Dataset entries:
------------------------

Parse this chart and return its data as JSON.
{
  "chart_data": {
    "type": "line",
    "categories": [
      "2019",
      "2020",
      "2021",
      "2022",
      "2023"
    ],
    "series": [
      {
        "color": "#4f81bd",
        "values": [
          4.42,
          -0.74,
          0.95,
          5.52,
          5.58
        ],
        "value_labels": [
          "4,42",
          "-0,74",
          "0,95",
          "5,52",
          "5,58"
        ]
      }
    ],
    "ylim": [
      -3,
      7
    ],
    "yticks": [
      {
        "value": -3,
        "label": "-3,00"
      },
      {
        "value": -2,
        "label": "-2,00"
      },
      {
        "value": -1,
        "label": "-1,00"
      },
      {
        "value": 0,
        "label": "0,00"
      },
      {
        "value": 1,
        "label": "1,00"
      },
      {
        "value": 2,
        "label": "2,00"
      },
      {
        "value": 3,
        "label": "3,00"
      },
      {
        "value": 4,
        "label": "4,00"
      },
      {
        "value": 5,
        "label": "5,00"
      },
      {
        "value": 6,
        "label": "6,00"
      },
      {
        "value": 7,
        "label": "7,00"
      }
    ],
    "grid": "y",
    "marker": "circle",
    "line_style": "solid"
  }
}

------------------------

◆ **Description of the task**
Your task is to repeat each line of the material exactly.

◆ **Exercise response**
Parse this chart and return its data as JSON.
{
  "chart_data": {
    "type": "line",
    "categories": [
      "2019",
      "2020",
      "2021",
      "2022",
      "2023"
    ],
    "series": [
      {
        "color": "#4f81bd",
        "values": [
          4.42,
          -0.74,
          0.95,
          5.52,
          5.58
        ],
        "value_labels": [
          "4,42",
          "-0,74",
          "0,95",
          "5,52",
          "5,58"
        ]
      }
    ],
    "ylim": [
      -3,
      7
    ],
    "yticks": [
      {
        "value": -3,
        "label": "-3,00"
      },
      {
        "value": -2,
        "label": "-2,00"
      },
      {
        "value": -1,
        "label": "-1,00"
      },
      {
        "value": 0,
        "label": "0,00"
      },
      {
        "value": 1,
        "label": "1,00"
      },
      {
        "value": 2,
        "label": "2,00"
      },
      {
        "value": 3,
        "label": "3,00"
      },
      {
        "value": 4,
        "label": "4,00"
      },
      {
        "value": 5,
        "label": "5,00"
      },
      {
        "value": 6,
        "label": "6,00"
      },
      {
        "value": 7,
        "label": "7,00"
      }
    ],
    "grid": "y",
    "marker": "circle",
    "line_style": "solid"
  }
}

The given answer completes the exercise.